_Problem_:
Pick out the lines below that contain the string "this" and copy them all.

:: Data shown ::

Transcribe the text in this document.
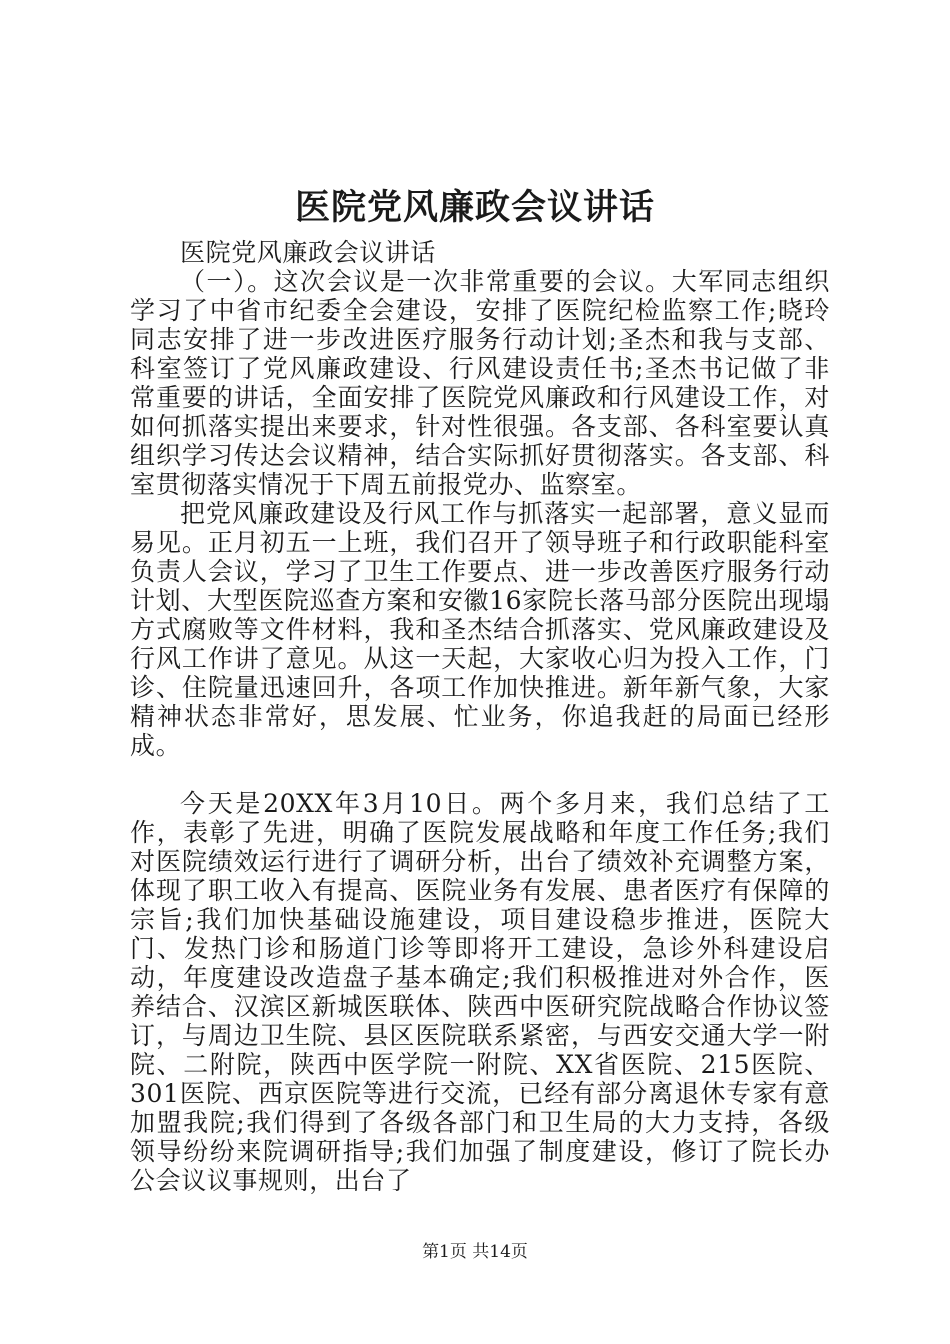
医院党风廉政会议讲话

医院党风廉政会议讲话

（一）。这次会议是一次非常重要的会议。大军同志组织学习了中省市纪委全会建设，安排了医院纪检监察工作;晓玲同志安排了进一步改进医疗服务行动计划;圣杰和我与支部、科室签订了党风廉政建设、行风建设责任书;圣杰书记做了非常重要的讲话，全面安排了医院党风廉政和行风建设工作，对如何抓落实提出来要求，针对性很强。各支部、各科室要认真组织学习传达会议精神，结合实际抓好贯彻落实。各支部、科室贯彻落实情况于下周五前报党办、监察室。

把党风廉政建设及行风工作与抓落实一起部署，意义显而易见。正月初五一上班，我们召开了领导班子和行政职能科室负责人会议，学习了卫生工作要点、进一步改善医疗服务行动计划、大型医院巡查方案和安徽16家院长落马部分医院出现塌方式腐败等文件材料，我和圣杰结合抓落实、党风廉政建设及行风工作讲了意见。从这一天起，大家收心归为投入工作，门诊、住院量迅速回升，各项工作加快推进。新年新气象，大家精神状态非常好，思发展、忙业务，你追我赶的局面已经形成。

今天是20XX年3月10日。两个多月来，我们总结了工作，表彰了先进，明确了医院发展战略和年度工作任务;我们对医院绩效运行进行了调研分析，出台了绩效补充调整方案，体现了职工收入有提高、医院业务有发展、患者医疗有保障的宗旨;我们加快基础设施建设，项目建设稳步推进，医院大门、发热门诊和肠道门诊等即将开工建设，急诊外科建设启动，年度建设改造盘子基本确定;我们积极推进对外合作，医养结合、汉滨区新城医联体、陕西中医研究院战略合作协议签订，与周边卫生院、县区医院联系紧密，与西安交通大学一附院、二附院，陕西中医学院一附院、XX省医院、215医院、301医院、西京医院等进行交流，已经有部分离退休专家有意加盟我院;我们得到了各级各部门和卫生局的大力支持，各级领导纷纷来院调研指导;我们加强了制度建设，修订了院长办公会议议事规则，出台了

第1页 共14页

:::
:: Data shown ::

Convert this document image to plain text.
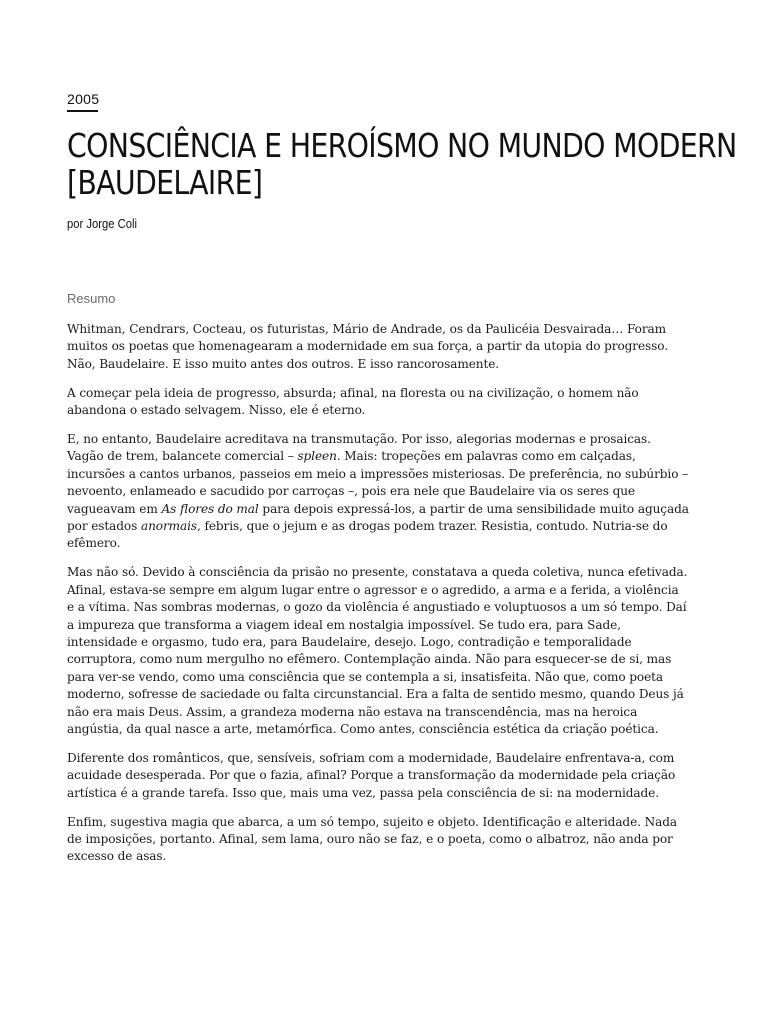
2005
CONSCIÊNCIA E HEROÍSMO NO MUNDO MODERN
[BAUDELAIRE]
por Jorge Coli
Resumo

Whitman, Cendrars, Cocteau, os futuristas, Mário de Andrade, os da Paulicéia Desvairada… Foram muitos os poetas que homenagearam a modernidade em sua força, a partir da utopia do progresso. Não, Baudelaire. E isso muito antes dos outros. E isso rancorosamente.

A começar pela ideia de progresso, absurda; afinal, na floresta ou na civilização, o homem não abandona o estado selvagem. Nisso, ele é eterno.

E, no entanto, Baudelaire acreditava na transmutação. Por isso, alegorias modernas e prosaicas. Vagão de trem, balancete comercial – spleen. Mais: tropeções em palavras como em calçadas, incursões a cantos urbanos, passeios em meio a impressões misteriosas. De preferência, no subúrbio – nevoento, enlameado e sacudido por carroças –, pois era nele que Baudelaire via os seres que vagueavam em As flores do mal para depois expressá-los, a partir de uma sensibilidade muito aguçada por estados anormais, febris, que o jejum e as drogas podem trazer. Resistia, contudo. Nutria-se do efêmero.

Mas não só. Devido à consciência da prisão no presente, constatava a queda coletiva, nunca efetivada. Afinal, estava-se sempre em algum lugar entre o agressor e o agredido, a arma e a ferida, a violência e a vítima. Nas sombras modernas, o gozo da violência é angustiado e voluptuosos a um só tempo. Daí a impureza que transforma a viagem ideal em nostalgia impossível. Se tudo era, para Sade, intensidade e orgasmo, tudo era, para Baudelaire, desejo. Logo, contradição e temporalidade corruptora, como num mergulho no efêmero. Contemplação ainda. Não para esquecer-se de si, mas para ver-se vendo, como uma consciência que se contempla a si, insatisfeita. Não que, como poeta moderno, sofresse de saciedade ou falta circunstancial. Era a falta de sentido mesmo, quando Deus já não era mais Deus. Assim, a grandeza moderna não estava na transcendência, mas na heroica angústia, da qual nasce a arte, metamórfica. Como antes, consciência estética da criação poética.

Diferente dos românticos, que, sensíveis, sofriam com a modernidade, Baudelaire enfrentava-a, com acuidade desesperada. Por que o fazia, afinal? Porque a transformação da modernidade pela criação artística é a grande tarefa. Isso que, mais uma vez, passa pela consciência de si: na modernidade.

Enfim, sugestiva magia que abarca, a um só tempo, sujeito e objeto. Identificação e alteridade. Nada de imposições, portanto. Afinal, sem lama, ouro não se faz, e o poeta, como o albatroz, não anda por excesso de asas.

:::
:: Data shown ::

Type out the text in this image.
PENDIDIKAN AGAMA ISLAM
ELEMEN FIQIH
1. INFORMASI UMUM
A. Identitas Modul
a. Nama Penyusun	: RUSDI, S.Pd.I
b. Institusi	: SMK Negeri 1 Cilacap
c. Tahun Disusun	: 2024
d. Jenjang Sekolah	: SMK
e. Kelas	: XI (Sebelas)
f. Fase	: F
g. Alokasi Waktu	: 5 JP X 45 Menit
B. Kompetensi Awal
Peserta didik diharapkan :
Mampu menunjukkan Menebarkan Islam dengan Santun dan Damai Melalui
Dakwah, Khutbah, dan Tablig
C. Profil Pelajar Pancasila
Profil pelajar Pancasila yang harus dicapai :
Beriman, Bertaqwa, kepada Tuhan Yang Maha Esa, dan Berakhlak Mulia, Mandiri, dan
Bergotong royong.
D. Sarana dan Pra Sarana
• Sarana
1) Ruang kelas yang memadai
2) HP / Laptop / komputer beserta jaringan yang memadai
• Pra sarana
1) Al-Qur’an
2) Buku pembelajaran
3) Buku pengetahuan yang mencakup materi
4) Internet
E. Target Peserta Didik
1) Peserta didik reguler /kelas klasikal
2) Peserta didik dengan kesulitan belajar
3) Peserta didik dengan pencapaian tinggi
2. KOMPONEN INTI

:::

_Reply to the task_:
Transcribe the text in this document.
Convert this document image to plain text.
Type out the text in this image.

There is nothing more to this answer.